Source passage:
* * * * * * *

07/16/08

English (US)   Are You Feeling Congested?  -  Categories: Opinions, Transportation  -  @ 01:22:00 pm

"Dallas-Fort Worth traffic congestion is fifth-worst in the country and worst in Texas," according to reports from the North Central Texas Council of Governments.
 

Souce: Dr Tim Lomax, TTI Presentation
Congestion

Longtime residents of the Metroplex have witnessed traffic congestion increase dramatically since 1982 when congestion in Houston was three times higher. By 2005, DFW had risen above even Houston, to the "fifth-worst in the country." While the problem was worsening here fast, it was also rising across the state's other large metropolitan areas.
 
The Texas Transportation Institute at Texas A&M University keeps track of this information and conducts studies to address these types of problem. Dr Tim Lomax from the Institute presented this information to a joint meeting of the Dallas Regional Mobility Council and the Tarrant Regional Transportation Coalition. (PDF version of Dr Lomax's presentation below.)
 
More than presenting the extent of congestion in North Texas and information from across the state, Mr Lomax revealed the frustration and cost of congestion. In the DFW area, the average driver during the peak period of congestion wastes 58 hours per year, at a cost of $1050. Across the state that amounts to 360 million motorist hours, 250 million gallons of gas, and a price tag of $6.7 million.
 
Metroplex drivers found roads uncongested 86% of the time in 1982. By 2005 it had dropped to only 34%. Conversely, the extremely congested period had risen from 3% to 28%. For area drivers, at least 57% of the time they drive they will encounter heavy congestion or greater, wasting 152 million hours and 11 million gallons of gas. Time and fuel both considered, that is an annual cost of $2.75 billion. The average trip takes 35% longer than those free-flow periods. Checking the clock face, we experience congested traffic 7.6 hours each day.

* * * * * * *

Material supplied:
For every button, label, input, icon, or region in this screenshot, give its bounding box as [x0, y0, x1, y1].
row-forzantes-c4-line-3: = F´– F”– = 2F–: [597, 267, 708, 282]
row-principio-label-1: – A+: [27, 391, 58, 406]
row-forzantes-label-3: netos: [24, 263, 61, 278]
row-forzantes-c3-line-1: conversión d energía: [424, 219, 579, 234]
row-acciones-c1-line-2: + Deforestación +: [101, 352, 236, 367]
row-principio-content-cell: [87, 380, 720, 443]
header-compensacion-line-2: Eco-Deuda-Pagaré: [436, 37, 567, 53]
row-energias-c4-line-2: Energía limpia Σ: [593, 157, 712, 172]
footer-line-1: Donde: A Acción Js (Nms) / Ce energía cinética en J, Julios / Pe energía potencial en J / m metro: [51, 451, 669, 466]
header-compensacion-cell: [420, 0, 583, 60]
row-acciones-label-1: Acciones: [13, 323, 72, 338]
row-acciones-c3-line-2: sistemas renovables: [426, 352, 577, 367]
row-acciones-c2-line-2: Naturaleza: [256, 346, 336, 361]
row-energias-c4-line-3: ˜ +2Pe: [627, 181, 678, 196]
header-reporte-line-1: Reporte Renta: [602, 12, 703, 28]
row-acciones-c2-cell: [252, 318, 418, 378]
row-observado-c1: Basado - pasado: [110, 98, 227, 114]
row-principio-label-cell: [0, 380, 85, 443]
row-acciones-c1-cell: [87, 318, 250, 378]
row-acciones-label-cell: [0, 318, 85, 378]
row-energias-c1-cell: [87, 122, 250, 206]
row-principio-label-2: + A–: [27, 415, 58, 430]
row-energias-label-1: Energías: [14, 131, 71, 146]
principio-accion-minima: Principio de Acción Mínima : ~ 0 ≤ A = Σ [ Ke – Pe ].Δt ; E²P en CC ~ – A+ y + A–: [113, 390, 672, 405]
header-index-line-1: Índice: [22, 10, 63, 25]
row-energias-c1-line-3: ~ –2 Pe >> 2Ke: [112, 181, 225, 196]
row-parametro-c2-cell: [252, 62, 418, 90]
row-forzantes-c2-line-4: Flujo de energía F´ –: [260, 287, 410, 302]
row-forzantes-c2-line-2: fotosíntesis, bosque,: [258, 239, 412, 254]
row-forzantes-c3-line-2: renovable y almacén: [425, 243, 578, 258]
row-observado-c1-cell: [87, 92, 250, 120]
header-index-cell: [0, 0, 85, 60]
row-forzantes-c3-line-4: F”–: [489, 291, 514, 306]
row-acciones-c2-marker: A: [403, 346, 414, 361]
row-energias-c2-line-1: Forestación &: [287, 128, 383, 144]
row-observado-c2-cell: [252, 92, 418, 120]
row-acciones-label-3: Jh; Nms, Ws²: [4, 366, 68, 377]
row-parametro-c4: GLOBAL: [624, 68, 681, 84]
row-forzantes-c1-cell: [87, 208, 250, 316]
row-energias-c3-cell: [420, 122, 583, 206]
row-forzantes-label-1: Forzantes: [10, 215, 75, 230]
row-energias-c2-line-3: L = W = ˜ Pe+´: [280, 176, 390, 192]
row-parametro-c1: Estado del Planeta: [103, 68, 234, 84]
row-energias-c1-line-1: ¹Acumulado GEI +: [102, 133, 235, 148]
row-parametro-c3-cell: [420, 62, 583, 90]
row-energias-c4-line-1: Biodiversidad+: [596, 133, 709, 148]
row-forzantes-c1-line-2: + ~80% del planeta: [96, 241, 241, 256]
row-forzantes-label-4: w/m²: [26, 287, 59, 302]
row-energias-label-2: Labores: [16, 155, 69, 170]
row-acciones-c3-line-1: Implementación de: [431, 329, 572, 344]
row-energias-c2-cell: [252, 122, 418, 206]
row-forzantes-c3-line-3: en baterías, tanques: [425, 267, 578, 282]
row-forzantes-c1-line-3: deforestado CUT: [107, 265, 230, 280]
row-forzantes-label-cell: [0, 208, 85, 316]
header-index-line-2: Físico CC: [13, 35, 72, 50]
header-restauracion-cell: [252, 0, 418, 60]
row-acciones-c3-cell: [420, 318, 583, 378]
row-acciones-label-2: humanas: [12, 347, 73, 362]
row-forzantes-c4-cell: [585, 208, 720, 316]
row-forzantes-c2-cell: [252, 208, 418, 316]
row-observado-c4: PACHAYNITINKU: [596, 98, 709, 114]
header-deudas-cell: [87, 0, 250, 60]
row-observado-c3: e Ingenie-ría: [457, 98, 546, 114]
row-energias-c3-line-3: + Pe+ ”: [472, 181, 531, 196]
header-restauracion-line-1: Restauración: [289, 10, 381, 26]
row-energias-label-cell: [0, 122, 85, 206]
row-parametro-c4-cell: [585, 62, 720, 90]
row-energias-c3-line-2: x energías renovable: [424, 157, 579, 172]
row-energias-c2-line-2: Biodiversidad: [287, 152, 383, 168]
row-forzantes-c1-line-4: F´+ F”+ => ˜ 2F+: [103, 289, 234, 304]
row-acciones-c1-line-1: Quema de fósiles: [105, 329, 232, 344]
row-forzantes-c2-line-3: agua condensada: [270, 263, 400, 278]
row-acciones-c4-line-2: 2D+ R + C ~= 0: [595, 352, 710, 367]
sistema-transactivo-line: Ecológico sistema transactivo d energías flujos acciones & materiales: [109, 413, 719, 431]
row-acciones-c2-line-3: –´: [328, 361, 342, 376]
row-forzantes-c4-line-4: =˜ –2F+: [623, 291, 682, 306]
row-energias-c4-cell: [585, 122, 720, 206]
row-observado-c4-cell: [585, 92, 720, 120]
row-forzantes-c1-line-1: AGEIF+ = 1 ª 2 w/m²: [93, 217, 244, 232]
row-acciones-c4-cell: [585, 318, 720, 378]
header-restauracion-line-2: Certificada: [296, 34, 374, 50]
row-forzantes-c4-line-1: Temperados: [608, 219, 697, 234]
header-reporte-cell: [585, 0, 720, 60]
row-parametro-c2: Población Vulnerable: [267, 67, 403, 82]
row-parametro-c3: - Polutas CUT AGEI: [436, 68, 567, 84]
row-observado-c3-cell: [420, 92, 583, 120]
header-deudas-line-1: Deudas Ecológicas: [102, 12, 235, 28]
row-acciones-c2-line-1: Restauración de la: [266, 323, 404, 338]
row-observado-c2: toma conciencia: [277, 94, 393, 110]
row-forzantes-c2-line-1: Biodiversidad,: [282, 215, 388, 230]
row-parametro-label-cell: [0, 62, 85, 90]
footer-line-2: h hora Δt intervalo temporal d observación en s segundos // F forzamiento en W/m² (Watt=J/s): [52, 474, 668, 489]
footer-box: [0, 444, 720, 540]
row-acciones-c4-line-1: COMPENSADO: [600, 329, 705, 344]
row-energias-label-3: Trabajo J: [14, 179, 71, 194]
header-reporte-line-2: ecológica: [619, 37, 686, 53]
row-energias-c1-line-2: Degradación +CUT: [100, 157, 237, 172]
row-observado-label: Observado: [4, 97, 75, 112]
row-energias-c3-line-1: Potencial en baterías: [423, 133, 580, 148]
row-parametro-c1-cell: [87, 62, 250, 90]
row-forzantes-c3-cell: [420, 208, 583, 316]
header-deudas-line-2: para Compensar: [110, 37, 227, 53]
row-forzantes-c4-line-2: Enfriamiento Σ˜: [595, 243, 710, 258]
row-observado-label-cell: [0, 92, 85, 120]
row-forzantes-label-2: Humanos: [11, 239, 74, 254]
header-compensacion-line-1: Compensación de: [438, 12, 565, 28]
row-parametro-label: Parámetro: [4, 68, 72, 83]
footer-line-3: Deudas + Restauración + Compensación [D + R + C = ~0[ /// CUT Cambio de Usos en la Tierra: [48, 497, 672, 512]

* * * * * * *

Problems to work on:
(a) Translate this sentence from the post on traffic congestion into Spanish: "Metroplex drivers found roads uncongested 86% of the time in 1982."
(b) In the post on traffic congestion, reproduce the part that opens with the words containing "Souce: Dr Tim" and closes with "large metropolitan areas.".

Final results:
(a) Los conductores del Metroplex encontraron las carreteras sin congestión el 86% del tiempo en 1982.

(b)
Souce: Dr Tim Lomax, TTI Presentation
Congestion

Longtime residents of the Metroplex have witnessed traffic congestion increase dramatically since 1982 when congestion in Houston was three times higher. By 2005, DFW had risen above even Houston, to the "fifth-worst in the country." While the problem was worsening here fast, it was also rising across the state's other large metropolitan areas.